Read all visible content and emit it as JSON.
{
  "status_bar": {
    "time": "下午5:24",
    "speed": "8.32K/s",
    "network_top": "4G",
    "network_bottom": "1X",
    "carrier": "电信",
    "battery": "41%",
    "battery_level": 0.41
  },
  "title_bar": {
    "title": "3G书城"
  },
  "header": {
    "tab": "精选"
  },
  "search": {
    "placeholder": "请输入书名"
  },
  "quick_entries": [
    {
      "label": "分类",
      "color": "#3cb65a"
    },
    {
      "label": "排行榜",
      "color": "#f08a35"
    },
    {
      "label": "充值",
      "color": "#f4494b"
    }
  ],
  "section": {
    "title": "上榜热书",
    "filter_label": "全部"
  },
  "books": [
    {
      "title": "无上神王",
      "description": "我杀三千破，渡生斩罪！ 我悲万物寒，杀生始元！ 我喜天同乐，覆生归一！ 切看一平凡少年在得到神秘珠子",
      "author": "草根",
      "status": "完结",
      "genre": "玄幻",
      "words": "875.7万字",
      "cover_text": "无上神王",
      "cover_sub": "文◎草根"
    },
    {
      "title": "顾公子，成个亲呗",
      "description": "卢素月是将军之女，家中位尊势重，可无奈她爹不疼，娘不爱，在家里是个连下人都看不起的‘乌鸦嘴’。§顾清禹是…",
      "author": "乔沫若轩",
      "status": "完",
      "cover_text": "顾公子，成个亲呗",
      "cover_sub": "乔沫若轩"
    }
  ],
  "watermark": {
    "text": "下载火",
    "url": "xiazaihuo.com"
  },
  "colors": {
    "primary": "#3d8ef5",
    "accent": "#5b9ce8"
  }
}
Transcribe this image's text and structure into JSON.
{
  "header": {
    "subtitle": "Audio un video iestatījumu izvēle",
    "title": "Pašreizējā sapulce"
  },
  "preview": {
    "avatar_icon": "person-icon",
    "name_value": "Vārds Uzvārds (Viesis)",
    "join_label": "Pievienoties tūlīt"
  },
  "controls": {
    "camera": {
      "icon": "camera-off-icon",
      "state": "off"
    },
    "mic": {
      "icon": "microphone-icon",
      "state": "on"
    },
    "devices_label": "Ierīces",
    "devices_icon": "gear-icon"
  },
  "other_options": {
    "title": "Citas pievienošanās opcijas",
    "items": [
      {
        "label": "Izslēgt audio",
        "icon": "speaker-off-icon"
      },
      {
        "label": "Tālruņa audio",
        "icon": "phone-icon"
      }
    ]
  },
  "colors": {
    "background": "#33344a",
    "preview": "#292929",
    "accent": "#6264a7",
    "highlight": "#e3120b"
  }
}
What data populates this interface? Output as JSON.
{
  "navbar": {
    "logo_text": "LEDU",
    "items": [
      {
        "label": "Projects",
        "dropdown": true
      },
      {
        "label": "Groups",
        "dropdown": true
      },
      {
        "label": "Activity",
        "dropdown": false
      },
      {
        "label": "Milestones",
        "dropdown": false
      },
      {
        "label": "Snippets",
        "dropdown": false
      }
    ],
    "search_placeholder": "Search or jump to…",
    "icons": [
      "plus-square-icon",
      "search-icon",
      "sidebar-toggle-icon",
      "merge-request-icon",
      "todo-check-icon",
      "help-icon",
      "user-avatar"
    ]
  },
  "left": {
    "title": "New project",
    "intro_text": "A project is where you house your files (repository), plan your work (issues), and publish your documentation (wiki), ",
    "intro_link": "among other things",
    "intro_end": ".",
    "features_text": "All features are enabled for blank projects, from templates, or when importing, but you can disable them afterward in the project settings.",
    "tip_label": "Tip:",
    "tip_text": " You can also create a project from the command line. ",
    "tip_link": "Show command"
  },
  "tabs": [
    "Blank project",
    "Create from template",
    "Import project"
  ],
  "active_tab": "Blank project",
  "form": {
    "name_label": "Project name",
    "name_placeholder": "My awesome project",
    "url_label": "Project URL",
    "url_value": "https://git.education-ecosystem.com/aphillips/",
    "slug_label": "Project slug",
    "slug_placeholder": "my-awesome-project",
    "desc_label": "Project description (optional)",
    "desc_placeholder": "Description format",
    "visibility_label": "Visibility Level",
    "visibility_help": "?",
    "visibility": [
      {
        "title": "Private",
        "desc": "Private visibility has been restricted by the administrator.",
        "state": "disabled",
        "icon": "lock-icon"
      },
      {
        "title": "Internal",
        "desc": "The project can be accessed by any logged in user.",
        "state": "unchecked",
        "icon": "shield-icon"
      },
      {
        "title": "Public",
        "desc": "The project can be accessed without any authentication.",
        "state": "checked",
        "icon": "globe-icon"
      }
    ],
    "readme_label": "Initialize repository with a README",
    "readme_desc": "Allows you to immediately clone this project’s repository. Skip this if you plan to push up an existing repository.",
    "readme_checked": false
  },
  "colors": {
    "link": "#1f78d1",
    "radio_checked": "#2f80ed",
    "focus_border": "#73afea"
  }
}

::::

What to work on: Retype the material in full, character for character.

Task solution:
Read all visible content and emit it as JSON.
{
  "status_bar": {
    "time": "下午5:24",
    "speed": "8.32K/s",
    "network_top": "4G",
    "network_bottom": "1X",
    "carrier": "电信",
    "battery": "41%",
    "battery_level": 0.41
  },
  "title_bar": {
    "title": "3G书城"
  },
  "header": {
    "tab": "精选"
  },
  "search": {
    "placeholder": "请输入书名"
  },
  "quick_entries": [
    {
      "label": "分类",
      "color": "#3cb65a"
    },
    {
      "label": "排行榜",
      "color": "#f08a35"
    },
    {
      "label": "充值",
      "color": "#f4494b"
    }
  ],
  "section": {
    "title": "上榜热书",
    "filter_label": "全部"
  },
  "books": [
    {
      "title": "无上神王",
      "description": "我杀三千破，渡生斩罪！ 我悲万物寒，杀生始元！ 我喜天同乐，覆生归一！ 切看一平凡少年在得到神秘珠子",
      "author": "草根",
      "status": "完结",
      "genre": "玄幻",
      "words": "875.7万字",
      "cover_text": "无上神王",
      "cover_sub": "文◎草根"
    },
    {
      "title": "顾公子，成个亲呗",
      "description": "卢素月是将军之女，家中位尊势重，可无奈她爹不疼，娘不爱，在家里是个连下人都看不起的‘乌鸦嘴’。§顾清禹是…",
      "author": "乔沫若轩",
      "status": "完",
      "cover_text": "顾公子，成个亲呗",
      "cover_sub": "乔沫若轩"
    }
  ],
  "watermark": {
    "text": "下载火",
    "url": "xiazaihuo.com"
  },
  "colors": {
    "primary": "#3d8ef5",
    "accent": "#5b9ce8"
  }
}
Transcribe this image's text and structure into JSON.
{
  "header": {
    "subtitle": "Audio un video iestatījumu izvēle",
    "title": "Pašreizējā sapulce"
  },
  "preview": {
    "avatar_icon": "person-icon",
    "name_value": "Vārds Uzvārds (Viesis)",
    "join_label": "Pievienoties tūlīt"
  },
  "controls": {
    "camera": {
      "icon": "camera-off-icon",
      "state": "off"
    },
    "mic": {
      "icon": "microphone-icon",
      "state": "on"
    },
    "devices_label": "Ierīces",
    "devices_icon": "gear-icon"
  },
  "other_options": {
    "title": "Citas pievienošanās opcijas",
    "items": [
      {
        "label": "Izslēgt audio",
        "icon": "speaker-off-icon"
      },
      {
        "label": "Tālruņa audio",
        "icon": "phone-icon"
      }
    ]
  },
  "colors": {
    "background": "#33344a",
    "preview": "#292929",
    "accent": "#6264a7",
    "highlight": "#e3120b"
  }
}
What data populates this interface? Output as JSON.
{
  "navbar": {
    "logo_text": "LEDU",
    "items": [
      {
        "label": "Projects",
        "dropdown": true
      },
      {
        "label": "Groups",
        "dropdown": true
      },
      {
        "label": "Activity",
        "dropdown": false
      },
      {
        "label": "Milestones",
        "dropdown": false
      },
      {
        "label": "Snippets",
        "dropdown": false
      }
    ],
    "search_placeholder": "Search or jump to…",
    "icons": [
      "plus-square-icon",
      "search-icon",
      "sidebar-toggle-icon",
      "merge-request-icon",
      "todo-check-icon",
      "help-icon",
      "user-avatar"
    ]
  },
  "left": {
    "title": "New project",
    "intro_text": "A project is where you house your files (repository), plan your work (issues), and publish your documentation (wiki), ",
    "intro_link": "among other things",
    "intro_end": ".",
    "features_text": "All features are enabled for blank projects, from templates, or when importing, but you can disable them afterward in the project settings.",
    "tip_label": "Tip:",
    "tip_text": " You can also create a project from the command line. ",
    "tip_link": "Show command"
  },
  "tabs": [
    "Blank project",
    "Create from template",
    "Import project"
  ],
  "active_tab": "Blank project",
  "form": {
    "name_label": "Project name",
    "name_placeholder": "My awesome project",
    "url_label": "Project URL",
    "url_value": "https://git.education-ecosystem.com/aphillips/",
    "slug_label": "Project slug",
    "slug_placeholder": "my-awesome-project",
    "desc_label": "Project description (optional)",
    "desc_placeholder": "Description format",
    "visibility_label": "Visibility Level",
    "visibility_help": "?",
    "visibility": [
      {
        "title": "Private",
        "desc": "Private visibility has been restricted by the administrator.",
        "state": "disabled",
        "icon": "lock-icon"
      },
      {
        "title": "Internal",
        "desc": "The project can be accessed by any logged in user.",
        "state": "unchecked",
        "icon": "shield-icon"
      },
      {
        "title": "Public",
        "desc": "The project can be accessed without any authentication.",
        "state": "checked",
        "icon": "globe-icon"
      }
    ],
    "readme_label": "Initialize repository with a README",
    "readme_desc": "Allows you to immediately clone this project’s repository. Skip this if you plan to push up an existing repository.",
    "readme_checked": false
  },
  "colors": {
    "link": "#1f78d1",
    "radio_checked": "#2f80ed",
    "focus_border": "#73afea"
  }
}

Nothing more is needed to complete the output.